Exercise directions: In the entries below, find every line holding the string "Health" and collect it.

Records from a collection
⟨
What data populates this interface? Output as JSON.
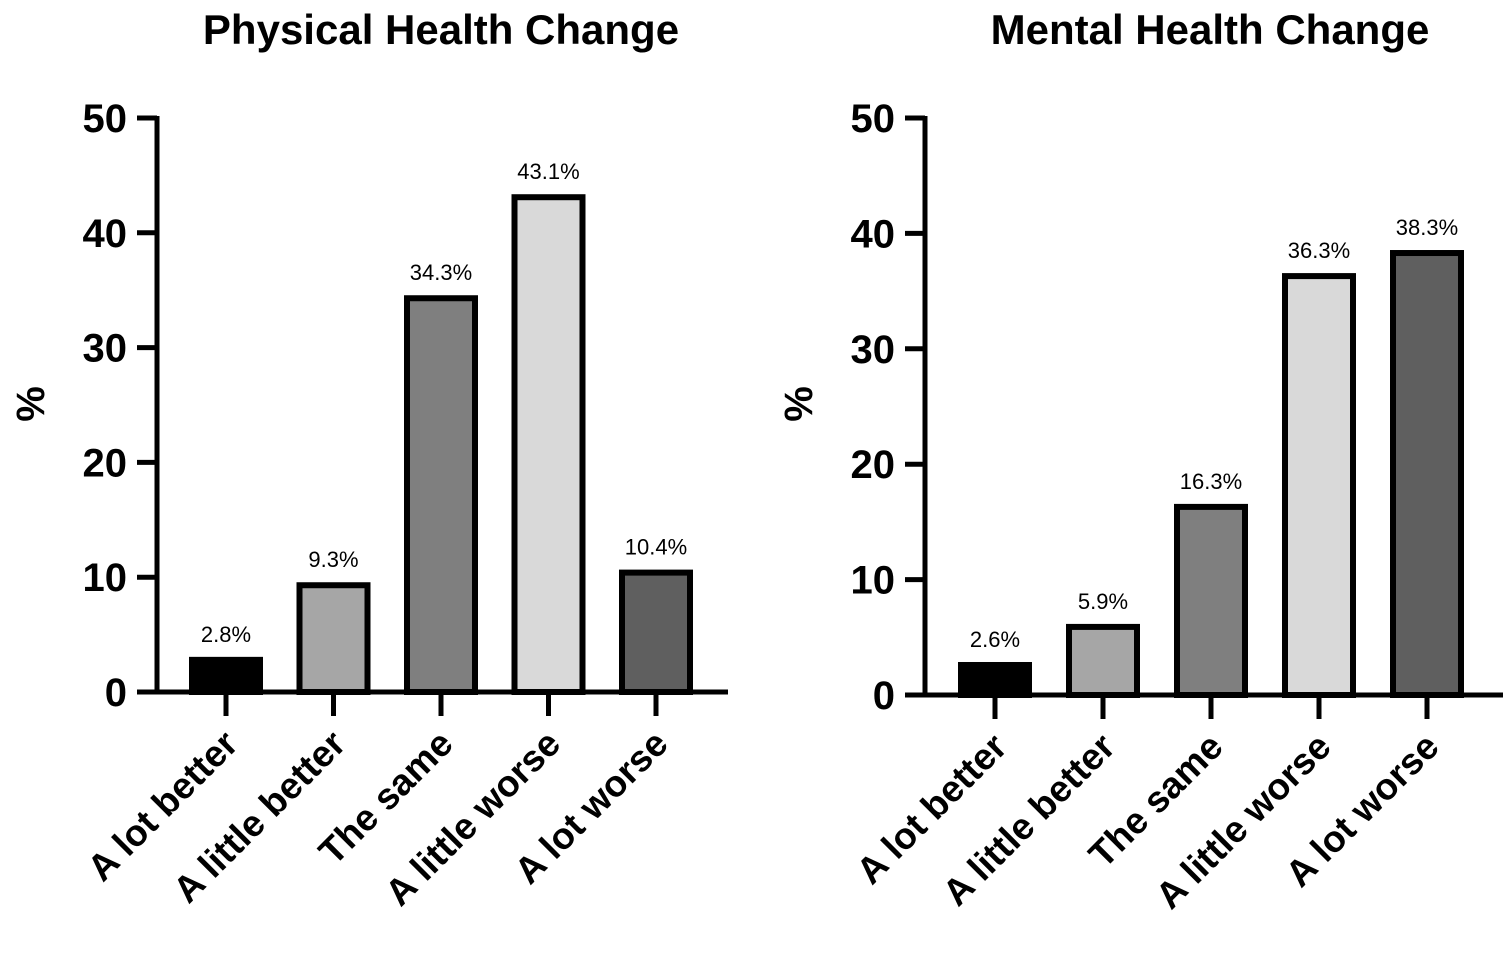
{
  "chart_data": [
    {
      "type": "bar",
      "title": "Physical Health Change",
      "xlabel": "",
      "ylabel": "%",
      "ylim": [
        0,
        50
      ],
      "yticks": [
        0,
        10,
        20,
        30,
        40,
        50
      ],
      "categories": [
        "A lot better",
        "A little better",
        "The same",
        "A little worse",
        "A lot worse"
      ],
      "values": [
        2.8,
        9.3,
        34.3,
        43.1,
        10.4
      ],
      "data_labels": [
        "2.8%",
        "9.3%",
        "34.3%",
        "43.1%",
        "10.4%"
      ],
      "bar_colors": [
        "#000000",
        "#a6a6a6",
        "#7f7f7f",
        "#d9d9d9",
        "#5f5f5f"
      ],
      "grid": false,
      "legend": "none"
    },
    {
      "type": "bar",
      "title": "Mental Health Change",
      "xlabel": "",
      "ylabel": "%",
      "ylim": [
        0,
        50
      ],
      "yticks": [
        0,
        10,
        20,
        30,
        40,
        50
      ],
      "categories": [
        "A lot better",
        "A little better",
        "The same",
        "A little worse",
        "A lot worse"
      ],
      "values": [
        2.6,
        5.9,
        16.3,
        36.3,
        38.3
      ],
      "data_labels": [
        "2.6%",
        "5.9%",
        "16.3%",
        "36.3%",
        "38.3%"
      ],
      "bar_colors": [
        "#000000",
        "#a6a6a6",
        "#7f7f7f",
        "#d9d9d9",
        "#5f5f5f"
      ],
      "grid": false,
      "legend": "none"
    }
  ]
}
⟩
Response below:
      "title": "Physical Health Change",
      "title": "Mental Health Change",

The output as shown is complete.